-- What to produce --
Go through the listing below and gather every line with the word "Tess".

-- Input records --
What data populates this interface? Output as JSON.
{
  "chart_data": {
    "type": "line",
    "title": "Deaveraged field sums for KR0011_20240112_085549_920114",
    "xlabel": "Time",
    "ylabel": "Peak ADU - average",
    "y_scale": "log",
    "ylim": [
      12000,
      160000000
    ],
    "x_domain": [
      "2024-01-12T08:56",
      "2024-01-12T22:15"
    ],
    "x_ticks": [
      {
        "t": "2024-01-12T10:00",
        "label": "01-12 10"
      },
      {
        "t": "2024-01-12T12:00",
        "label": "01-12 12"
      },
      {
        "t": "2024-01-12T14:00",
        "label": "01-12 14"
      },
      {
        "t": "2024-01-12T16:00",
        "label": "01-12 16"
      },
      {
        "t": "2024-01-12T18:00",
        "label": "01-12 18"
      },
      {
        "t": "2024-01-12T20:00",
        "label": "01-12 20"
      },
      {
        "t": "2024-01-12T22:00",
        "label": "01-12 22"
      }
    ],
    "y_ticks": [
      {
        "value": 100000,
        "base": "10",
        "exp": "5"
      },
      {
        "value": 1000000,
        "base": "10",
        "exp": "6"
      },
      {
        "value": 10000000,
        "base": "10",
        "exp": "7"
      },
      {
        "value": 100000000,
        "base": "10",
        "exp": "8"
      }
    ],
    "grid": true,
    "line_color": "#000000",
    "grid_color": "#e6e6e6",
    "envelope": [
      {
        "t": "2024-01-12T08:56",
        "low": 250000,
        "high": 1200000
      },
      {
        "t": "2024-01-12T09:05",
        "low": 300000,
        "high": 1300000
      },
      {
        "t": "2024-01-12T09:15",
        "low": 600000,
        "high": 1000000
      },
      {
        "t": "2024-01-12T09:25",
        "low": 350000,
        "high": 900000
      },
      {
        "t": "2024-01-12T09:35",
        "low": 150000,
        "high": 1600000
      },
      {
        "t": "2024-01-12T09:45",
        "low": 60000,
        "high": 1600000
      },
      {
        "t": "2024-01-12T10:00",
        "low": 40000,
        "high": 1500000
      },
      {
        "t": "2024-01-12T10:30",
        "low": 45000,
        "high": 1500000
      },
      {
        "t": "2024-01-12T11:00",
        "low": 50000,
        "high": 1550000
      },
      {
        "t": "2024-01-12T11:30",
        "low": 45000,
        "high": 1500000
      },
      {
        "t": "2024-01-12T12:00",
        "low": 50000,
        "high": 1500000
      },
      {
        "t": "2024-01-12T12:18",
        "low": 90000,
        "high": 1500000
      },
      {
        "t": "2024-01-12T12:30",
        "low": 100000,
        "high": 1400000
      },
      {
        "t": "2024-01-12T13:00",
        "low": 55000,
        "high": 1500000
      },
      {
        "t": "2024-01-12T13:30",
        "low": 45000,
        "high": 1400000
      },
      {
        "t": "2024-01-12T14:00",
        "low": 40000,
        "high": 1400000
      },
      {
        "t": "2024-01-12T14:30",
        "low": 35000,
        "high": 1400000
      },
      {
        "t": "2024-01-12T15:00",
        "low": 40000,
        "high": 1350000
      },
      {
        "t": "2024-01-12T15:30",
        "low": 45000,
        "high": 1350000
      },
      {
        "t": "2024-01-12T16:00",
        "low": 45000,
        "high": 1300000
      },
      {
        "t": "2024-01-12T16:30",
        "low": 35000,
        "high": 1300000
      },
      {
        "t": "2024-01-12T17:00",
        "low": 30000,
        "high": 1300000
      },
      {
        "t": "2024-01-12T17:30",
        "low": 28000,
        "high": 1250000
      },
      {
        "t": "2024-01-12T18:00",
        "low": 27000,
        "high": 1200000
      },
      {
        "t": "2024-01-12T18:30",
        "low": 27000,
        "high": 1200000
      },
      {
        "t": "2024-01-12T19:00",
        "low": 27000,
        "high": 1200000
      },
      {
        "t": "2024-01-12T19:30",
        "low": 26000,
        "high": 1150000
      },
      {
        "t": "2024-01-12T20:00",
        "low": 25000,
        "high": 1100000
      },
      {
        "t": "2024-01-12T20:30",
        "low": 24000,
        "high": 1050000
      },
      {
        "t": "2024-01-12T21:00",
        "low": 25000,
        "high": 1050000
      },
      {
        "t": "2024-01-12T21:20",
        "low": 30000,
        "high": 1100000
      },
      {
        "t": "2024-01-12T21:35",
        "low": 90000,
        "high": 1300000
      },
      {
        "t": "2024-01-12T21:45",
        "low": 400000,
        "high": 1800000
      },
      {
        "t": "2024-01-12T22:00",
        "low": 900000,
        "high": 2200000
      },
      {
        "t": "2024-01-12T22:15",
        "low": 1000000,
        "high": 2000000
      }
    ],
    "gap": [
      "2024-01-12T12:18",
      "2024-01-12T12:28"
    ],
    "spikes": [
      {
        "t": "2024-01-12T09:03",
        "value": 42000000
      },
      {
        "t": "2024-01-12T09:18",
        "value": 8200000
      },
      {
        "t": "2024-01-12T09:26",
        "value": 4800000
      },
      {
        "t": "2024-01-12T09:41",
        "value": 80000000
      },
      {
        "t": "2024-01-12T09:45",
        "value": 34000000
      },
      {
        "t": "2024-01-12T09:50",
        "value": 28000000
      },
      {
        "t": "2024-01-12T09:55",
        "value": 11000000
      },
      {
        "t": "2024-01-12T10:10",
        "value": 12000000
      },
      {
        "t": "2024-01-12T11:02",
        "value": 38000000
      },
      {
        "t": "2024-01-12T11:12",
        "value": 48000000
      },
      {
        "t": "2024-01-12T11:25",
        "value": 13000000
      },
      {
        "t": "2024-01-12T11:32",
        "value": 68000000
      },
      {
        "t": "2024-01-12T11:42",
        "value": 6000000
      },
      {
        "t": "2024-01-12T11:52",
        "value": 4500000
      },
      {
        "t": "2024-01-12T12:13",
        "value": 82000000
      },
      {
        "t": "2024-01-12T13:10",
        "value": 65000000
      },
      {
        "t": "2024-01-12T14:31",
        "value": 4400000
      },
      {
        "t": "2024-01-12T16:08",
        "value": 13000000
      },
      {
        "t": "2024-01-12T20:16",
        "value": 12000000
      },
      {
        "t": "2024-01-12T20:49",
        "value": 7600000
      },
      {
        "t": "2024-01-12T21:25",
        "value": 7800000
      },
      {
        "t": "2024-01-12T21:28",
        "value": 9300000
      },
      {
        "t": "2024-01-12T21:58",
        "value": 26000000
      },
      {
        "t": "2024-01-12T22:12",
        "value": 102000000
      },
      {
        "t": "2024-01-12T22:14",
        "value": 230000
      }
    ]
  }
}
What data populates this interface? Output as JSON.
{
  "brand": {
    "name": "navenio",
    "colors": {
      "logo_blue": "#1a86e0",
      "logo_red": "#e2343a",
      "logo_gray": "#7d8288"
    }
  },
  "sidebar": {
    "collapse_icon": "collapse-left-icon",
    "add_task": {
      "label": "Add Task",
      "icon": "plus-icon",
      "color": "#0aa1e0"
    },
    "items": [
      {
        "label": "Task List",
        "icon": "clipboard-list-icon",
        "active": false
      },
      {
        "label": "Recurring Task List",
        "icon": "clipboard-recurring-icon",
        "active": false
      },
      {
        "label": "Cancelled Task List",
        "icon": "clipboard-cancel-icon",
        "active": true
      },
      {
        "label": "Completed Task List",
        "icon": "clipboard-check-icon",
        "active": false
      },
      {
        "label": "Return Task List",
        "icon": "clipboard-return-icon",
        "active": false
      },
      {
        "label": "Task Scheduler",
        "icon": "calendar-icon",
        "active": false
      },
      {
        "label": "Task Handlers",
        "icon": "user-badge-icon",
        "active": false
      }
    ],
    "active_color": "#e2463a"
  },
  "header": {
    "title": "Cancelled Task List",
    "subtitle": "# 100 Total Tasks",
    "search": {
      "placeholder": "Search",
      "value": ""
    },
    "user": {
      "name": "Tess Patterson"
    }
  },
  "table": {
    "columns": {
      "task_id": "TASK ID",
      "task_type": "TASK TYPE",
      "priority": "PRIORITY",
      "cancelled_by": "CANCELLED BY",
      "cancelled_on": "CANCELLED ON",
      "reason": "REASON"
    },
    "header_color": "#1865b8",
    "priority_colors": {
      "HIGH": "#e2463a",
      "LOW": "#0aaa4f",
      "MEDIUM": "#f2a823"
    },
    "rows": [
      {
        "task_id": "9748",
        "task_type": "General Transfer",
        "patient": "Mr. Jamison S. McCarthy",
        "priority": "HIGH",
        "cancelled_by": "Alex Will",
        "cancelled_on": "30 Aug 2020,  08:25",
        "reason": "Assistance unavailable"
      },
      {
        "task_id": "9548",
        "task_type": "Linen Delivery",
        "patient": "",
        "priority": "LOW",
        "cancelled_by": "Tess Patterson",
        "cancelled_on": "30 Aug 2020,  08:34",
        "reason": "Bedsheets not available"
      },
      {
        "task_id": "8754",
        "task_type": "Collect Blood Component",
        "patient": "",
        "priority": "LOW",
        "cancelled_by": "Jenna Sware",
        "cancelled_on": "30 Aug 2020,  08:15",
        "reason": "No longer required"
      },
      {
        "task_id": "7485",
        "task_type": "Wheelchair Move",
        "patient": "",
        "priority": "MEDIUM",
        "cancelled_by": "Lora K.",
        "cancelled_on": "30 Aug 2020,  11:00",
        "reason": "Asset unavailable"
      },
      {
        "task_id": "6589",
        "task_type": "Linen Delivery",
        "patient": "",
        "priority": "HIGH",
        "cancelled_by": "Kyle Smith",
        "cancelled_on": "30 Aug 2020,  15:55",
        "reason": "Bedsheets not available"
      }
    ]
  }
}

-- Result of this exercise --
      "name": "Tess Patterson"
        "cancelled_by": "Tess Patterson",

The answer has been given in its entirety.